Extracted data entries>
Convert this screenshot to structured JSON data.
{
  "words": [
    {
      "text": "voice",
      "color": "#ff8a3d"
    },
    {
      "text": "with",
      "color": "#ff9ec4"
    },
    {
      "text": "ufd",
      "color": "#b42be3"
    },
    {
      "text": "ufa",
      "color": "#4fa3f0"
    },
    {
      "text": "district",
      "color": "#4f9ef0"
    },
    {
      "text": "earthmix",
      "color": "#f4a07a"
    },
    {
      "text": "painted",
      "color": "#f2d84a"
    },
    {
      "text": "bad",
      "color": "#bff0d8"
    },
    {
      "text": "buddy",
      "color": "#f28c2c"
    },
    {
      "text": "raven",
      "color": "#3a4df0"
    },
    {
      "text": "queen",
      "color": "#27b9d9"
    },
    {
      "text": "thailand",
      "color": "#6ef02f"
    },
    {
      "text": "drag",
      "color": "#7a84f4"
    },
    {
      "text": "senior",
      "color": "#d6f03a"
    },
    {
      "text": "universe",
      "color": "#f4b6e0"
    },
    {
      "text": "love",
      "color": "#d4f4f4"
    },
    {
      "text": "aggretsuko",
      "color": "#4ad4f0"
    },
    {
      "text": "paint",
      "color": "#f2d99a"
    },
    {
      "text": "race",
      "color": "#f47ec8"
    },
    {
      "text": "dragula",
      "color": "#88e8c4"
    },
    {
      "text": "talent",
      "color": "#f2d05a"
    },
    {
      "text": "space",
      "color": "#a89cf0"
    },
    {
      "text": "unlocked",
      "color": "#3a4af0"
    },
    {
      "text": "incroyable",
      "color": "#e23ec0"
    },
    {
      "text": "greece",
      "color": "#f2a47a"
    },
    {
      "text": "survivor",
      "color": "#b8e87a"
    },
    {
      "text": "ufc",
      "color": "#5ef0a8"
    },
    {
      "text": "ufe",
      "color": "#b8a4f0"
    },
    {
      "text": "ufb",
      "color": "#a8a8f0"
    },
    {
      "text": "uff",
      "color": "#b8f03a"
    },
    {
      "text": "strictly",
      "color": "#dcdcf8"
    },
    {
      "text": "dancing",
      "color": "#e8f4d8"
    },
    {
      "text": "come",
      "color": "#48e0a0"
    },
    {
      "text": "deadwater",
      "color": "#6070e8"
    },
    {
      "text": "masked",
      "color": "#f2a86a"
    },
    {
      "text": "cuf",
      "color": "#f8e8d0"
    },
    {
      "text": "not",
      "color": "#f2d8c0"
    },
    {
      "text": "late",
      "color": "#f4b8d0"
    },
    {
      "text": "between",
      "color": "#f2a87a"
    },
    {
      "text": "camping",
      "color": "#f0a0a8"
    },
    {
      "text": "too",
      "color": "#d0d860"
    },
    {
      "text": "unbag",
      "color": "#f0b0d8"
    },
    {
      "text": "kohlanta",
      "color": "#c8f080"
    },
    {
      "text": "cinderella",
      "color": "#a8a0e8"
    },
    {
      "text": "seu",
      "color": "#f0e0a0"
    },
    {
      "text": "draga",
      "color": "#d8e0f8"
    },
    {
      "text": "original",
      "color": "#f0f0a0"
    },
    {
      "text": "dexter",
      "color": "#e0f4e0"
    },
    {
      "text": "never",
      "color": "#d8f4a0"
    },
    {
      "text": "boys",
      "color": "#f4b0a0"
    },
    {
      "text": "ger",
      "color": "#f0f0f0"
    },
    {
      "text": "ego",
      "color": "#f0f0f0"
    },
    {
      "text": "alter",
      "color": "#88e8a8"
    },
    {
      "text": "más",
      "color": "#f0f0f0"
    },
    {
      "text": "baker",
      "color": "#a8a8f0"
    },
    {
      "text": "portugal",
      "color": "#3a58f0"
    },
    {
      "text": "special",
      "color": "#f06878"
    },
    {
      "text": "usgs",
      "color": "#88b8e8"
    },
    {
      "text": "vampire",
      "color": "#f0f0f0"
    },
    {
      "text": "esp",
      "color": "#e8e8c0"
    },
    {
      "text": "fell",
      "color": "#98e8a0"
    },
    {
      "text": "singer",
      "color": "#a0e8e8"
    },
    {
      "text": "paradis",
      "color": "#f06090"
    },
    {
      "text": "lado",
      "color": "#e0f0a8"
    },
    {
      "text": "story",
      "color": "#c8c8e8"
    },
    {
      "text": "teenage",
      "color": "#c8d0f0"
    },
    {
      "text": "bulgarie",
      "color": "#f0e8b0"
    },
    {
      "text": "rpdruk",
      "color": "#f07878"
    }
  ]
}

To do> Copy all of the data exactly.

Task output>
Convert this screenshot to structured JSON data.
{
  "words": [
    {
      "text": "voice",
      "color": "#ff8a3d"
    },
    {
      "text": "with",
      "color": "#ff9ec4"
    },
    {
      "text": "ufd",
      "color": "#b42be3"
    },
    {
      "text": "ufa",
      "color": "#4fa3f0"
    },
    {
      "text": "district",
      "color": "#4f9ef0"
    },
    {
      "text": "earthmix",
      "color": "#f4a07a"
    },
    {
      "text": "painted",
      "color": "#f2d84a"
    },
    {
      "text": "bad",
      "color": "#bff0d8"
    },
    {
      "text": "buddy",
      "color": "#f28c2c"
    },
    {
      "text": "raven",
      "color": "#3a4df0"
    },
    {
      "text": "queen",
      "color": "#27b9d9"
    },
    {
      "text": "thailand",
      "color": "#6ef02f"
    },
    {
      "text": "drag",
      "color": "#7a84f4"
    },
    {
      "text": "senior",
      "color": "#d6f03a"
    },
    {
      "text": "universe",
      "color": "#f4b6e0"
    },
    {
      "text": "love",
      "color": "#d4f4f4"
    },
    {
      "text": "aggretsuko",
      "color": "#4ad4f0"
    },
    {
      "text": "paint",
      "color": "#f2d99a"
    },
    {
      "text": "race",
      "color": "#f47ec8"
    },
    {
      "text": "dragula",
      "color": "#88e8c4"
    },
    {
      "text": "talent",
      "color": "#f2d05a"
    },
    {
      "text": "space",
      "color": "#a89cf0"
    },
    {
      "text": "unlocked",
      "color": "#3a4af0"
    },
    {
      "text": "incroyable",
      "color": "#e23ec0"
    },
    {
      "text": "greece",
      "color": "#f2a47a"
    },
    {
      "text": "survivor",
      "color": "#b8e87a"
    },
    {
      "text": "ufc",
      "color": "#5ef0a8"
    },
    {
      "text": "ufe",
      "color": "#b8a4f0"
    },
    {
      "text": "ufb",
      "color": "#a8a8f0"
    },
    {
      "text": "uff",
      "color": "#b8f03a"
    },
    {
      "text": "strictly",
      "color": "#dcdcf8"
    },
    {
      "text": "dancing",
      "color": "#e8f4d8"
    },
    {
      "text": "come",
      "color": "#48e0a0"
    },
    {
      "text": "deadwater",
      "color": "#6070e8"
    },
    {
      "text": "masked",
      "color": "#f2a86a"
    },
    {
      "text": "cuf",
      "color": "#f8e8d0"
    },
    {
      "text": "not",
      "color": "#f2d8c0"
    },
    {
      "text": "late",
      "color": "#f4b8d0"
    },
    {
      "text": "between",
      "color": "#f2a87a"
    },
    {
      "text": "camping",
      "color": "#f0a0a8"
    },
    {
      "text": "too",
      "color": "#d0d860"
    },
    {
      "text": "unbag",
      "color": "#f0b0d8"
    },
    {
      "text": "kohlanta",
      "color": "#c8f080"
    },
    {
      "text": "cinderella",
      "color": "#a8a0e8"
    },
    {
      "text": "seu",
      "color": "#f0e0a0"
    },
    {
      "text": "draga",
      "color": "#d8e0f8"
    },
    {
      "text": "original",
      "color": "#f0f0a0"
    },
    {
      "text": "dexter",
      "color": "#e0f4e0"
    },
    {
      "text": "never",
      "color": "#d8f4a0"
    },
    {
      "text": "boys",
      "color": "#f4b0a0"
    },
    {
      "text": "ger",
      "color": "#f0f0f0"
    },
    {
      "text": "ego",
      "color": "#f0f0f0"
    },
    {
      "text": "alter",
      "color": "#88e8a8"
    },
    {
      "text": "más",
      "color": "#f0f0f0"
    },
    {
      "text": "baker",
      "color": "#a8a8f0"
    },
    {
      "text": "portugal",
      "color": "#3a58f0"
    },
    {
      "text": "special",
      "color": "#f06878"
    },
    {
      "text": "usgs",
      "color": "#88b8e8"
    },
    {
      "text": "vampire",
      "color": "#f0f0f0"
    },
    {
      "text": "esp",
      "color": "#e8e8c0"
    },
    {
      "text": "fell",
      "color": "#98e8a0"
    },
    {
      "text": "singer",
      "color": "#a0e8e8"
    },
    {
      "text": "paradis",
      "color": "#f06090"
    },
    {
      "text": "lado",
      "color": "#e0f0a8"
    },
    {
      "text": "story",
      "color": "#c8c8e8"
    },
    {
      "text": "teenage",
      "color": "#c8d0f0"
    },
    {
      "text": "bulgarie",
      "color": "#f0e8b0"
    },
    {
      "text": "rpdruk",
      "color": "#f07878"
    }
  ]
}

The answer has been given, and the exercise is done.